• _Exercise objective_: According to the forum thread below, how many times has the game server that uses this pattern crashed, and what caused the crash?

• _Reading text_:
But if it is well structured and won't crash, it's really useful design for extremely performance(no ipc, no serialization) . Think about go with so many goroutines. A service may consists of two or three goroutines. And I can make it never crash. As a matter of fact, our current game server use this pattern since 2 years ago. And it only crashes once by a deeply concurrent issue. So this is a real use case, we need that such errors or panics can be catch or handled more safely.

mogud commented 4 years ago

@emekoi You are right. But as I mentioned aboved, at least, we need the language guarantees that defers/errdefers must be proccessed as expected. Or it's not safely recoverable.

mogud commented 4 years ago

@rohlem Thanks. By the way, catch_unwind is indeed what I want personally. Or I have to embed other script language like lua for convenience and robustness.

mogud commented 4 years ago

rust's recover(catch panic) rfcs

Rocknest commented 4 years ago

@mogud panic is a debug tool, do not abuse it. If you want crash resilient program you have to pay for it in some way or another.

mogud commented 4 years ago

@mogud panic is a debug tool, do not abuse it.

I never said I use panic in zig as it's indeed a debug tool right now. I use it in go.

If you want crash resilient program you have to pay for it in some way or another.

Which way? I do know multiprocess can promote servers' robustness, but it completely breaks the origin design which can do perfectly in go, rust, nim and all other vm languages.

JesseRMeyer commented 4 years ago

@mogud

Well there's the way offered by @emekoi a few replies up on how to override Zig's panic handler. Maybe this facility can be expanded on.

andrewrk commented 4 years ago

Hi @mogud. Thank you for opening this issue. I want to start by affirming that this is a valid and important use case, and the Zig project needs to have an answer for how this use case is recommended to be solved, even if the language does not address it, and such a recommendation is "use processes" or "a different language would be a better fit for this use case".

• _Image layout annotations_:
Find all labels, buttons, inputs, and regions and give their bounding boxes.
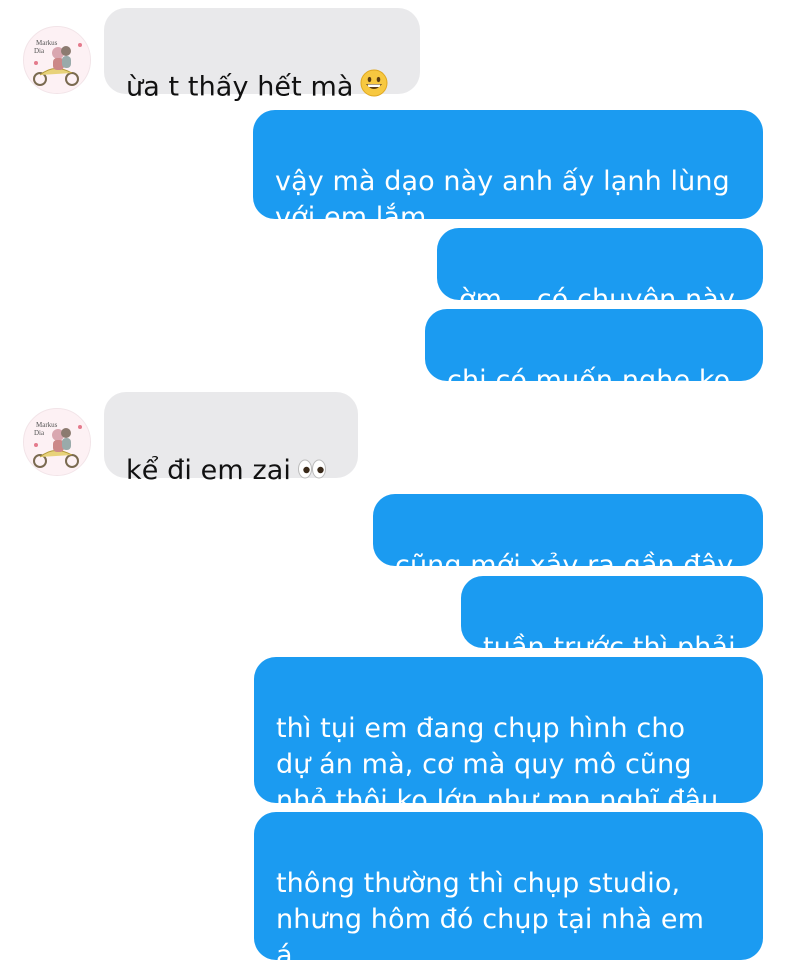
eyes-icon [297,454,327,490]
message-thread: Markus Dia ừa t thấy hết mà vậy mà dạo n… [0,0,786,971]
message-bubble-outgoing[interactable]: vậy mà dạo này anh ấy lạnh lùng với em l… [253,110,763,233]
svg-text:Markus: Markus [36,39,58,47]
message-text: thì tụi em đang chụp hình cho dự án mà, … [276,713,719,816]
message-bubble-outgoing[interactable]: thông thường thì chụp studio, nhưng hôm … [254,812,763,971]
message-text: chị có muốn nghe ko [447,365,731,396]
grinning-face-icon [360,69,388,107]
message-bubble-incoming[interactable]: ừa t thấy hết mà [104,8,420,103]
svg-text:Dia: Dia [34,429,45,437]
message-text: thông thường thì chụp studio, nhưng hôm … [276,868,704,971]
message-bubble-outgoing[interactable]: thì tụi em đang chụp hình cho dự án mà, … [254,657,763,816]
svg-text:Dia: Dia [34,47,45,55]
message-bubble-outgoing[interactable]: chị có muốn nghe ko [425,309,763,396]
couple-on-scooter-avatar-icon: Markus Dia [24,409,90,475]
contact-avatar[interactable]: Markus Dia [23,26,91,94]
contact-avatar[interactable]: Markus Dia [23,408,91,476]
message-bubble-incoming[interactable]: kể đi em zai [104,392,358,486]
message-text: vậy mà dạo này anh ấy lạnh lùng với em l… [275,166,730,233]
couple-on-scooter-avatar-icon: Markus Dia [24,27,90,93]
message-text: kể đi em zai [126,455,291,486]
svg-text:Markus: Markus [36,421,58,429]
message-bubble-outgoing[interactable]: ờm... có chuyện này [437,228,763,315]
message-text: ừa t thấy hết mà [126,71,354,103]
message-bubble-outgoing[interactable]: cũng mới xảy ra gần đây [373,494,763,581]
message-bubble-outgoing[interactable]: tuần trước thì phải [461,576,763,663]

• _Result of the exercise_: It crashed only once, because of a deeply concurrent issue.